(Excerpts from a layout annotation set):
----------

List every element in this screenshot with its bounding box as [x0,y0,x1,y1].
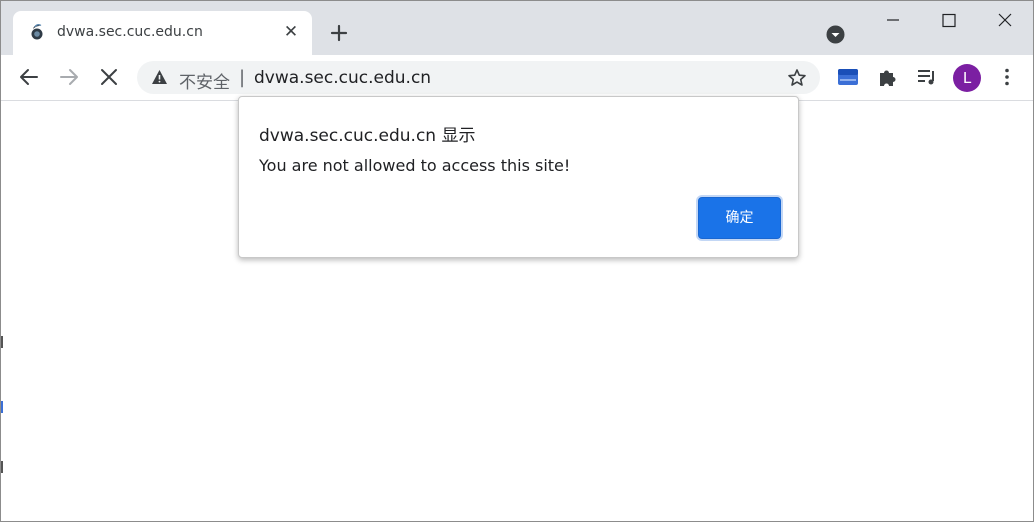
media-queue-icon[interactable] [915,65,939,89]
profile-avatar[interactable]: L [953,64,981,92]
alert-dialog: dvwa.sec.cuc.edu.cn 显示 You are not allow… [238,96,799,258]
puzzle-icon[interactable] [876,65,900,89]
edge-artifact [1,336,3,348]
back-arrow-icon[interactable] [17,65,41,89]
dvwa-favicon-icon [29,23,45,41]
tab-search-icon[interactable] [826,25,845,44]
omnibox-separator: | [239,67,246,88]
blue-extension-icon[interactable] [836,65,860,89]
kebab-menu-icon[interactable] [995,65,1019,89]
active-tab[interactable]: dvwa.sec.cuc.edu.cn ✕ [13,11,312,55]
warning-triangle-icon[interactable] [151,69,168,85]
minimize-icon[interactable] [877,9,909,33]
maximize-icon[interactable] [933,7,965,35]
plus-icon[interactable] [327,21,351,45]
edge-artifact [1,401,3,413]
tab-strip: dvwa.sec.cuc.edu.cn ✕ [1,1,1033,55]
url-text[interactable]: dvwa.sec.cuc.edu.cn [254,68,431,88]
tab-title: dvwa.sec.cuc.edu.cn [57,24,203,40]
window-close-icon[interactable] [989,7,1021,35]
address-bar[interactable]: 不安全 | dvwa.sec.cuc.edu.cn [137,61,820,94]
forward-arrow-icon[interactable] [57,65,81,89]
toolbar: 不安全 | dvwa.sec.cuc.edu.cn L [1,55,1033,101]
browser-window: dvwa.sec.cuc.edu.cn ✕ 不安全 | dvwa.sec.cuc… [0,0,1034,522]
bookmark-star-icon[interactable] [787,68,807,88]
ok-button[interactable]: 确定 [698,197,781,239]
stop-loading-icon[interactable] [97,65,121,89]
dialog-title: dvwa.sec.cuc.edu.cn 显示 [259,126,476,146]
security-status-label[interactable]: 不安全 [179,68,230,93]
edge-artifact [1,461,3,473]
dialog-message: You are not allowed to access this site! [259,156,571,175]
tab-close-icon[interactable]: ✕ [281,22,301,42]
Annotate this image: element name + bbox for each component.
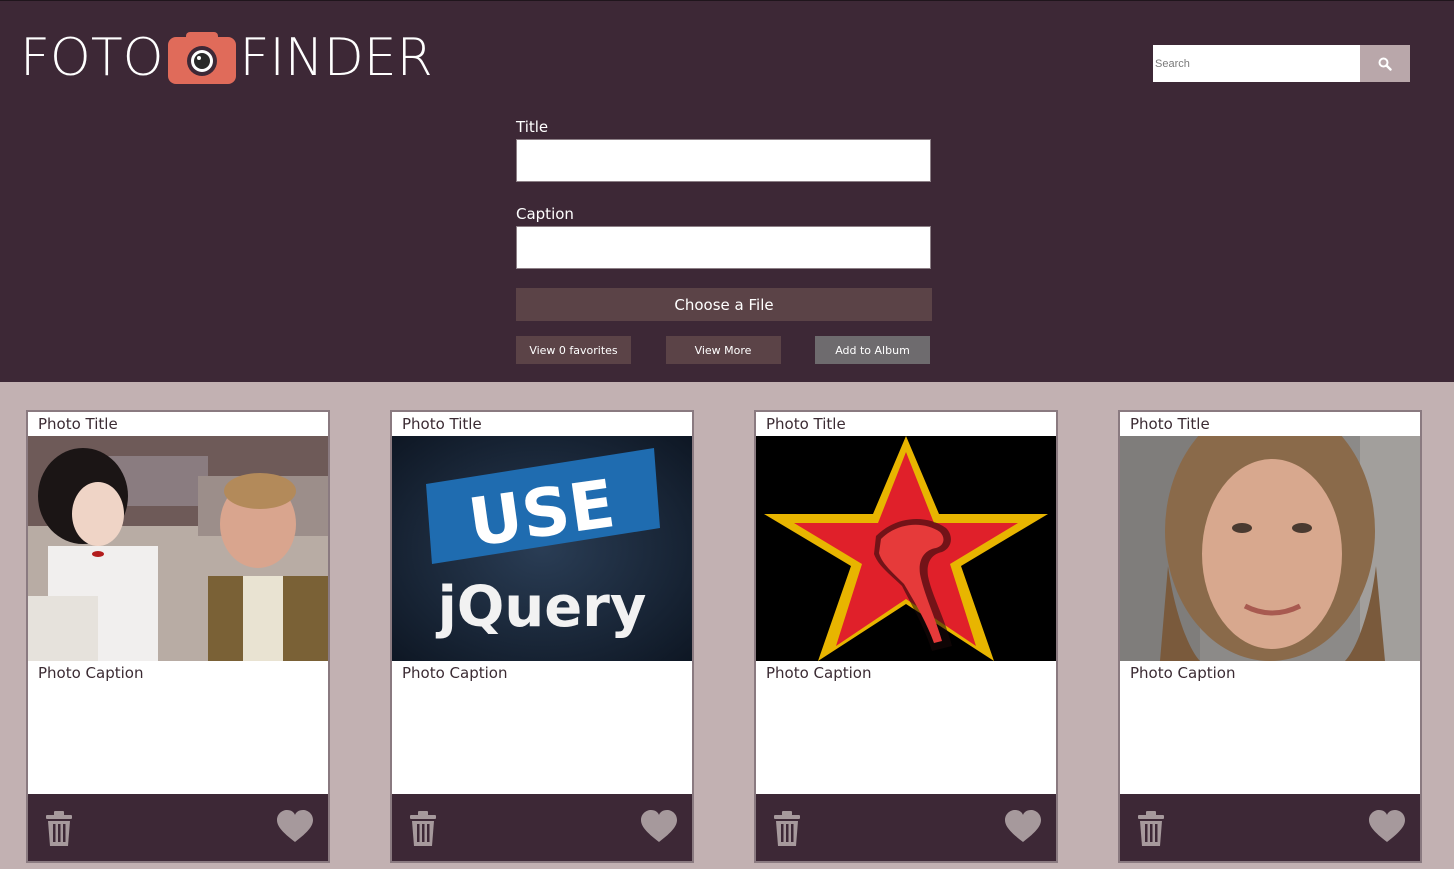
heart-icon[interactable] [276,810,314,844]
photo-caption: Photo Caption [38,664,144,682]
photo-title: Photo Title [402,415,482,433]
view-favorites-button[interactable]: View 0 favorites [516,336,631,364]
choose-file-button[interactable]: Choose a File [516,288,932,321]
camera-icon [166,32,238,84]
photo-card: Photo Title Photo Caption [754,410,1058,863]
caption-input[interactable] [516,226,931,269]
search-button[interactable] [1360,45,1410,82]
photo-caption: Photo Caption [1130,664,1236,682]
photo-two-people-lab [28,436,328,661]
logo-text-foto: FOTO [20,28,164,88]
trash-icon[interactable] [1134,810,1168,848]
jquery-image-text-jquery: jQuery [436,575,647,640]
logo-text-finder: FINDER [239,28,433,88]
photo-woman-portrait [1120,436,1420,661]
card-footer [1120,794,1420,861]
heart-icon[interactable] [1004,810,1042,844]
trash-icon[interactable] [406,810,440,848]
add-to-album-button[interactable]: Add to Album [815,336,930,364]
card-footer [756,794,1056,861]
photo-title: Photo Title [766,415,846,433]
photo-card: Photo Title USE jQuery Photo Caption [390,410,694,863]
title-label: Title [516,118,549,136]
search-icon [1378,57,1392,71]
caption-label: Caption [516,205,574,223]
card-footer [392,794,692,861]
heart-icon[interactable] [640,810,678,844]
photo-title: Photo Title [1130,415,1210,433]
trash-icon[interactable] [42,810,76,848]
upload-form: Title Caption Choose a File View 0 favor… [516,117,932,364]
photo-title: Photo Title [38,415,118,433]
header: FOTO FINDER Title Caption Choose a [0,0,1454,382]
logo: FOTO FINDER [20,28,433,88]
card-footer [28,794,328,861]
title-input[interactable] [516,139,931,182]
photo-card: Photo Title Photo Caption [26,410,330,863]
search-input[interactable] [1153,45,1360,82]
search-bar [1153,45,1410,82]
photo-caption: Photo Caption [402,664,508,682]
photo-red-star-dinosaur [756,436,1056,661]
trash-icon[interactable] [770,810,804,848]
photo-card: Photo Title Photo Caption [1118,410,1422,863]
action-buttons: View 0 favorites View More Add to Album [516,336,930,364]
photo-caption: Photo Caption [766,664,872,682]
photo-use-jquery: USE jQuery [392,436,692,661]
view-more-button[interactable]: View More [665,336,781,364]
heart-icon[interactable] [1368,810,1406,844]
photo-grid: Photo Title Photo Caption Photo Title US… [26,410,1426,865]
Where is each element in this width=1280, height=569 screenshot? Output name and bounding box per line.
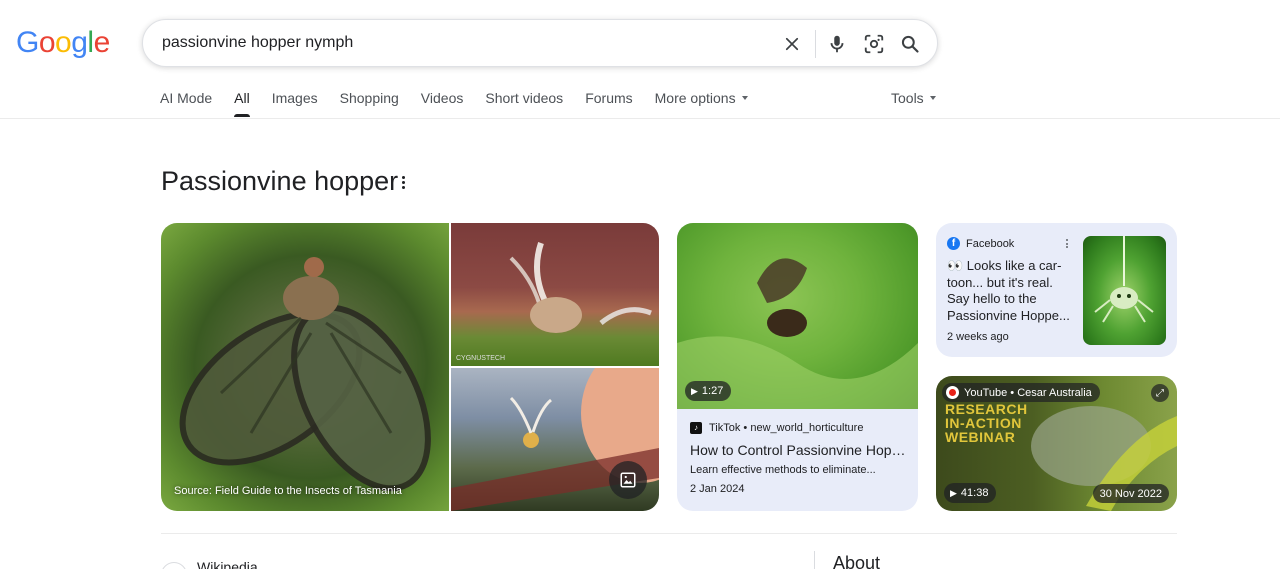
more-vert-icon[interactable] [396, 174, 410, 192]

----------

(WORK TO DO):
Quote the lines word for word, beginning with the line that contains "heart-icon[interactable] [276,810,314,844]" and continuing through the line that contains "choose-file-button[interactable]: Choose a".

(ANSWER TO THE TASK):
heart-icon[interactable] [276,810,314,844]
photo-caption: Photo Caption [38,664,144,682]
photo-title: Photo Title [402,415,482,433]
view-favorites-button[interactable]: View 0 favorites [516,336,631,364]
choose-file-button[interactable]: Choose a File [516,288,932,321]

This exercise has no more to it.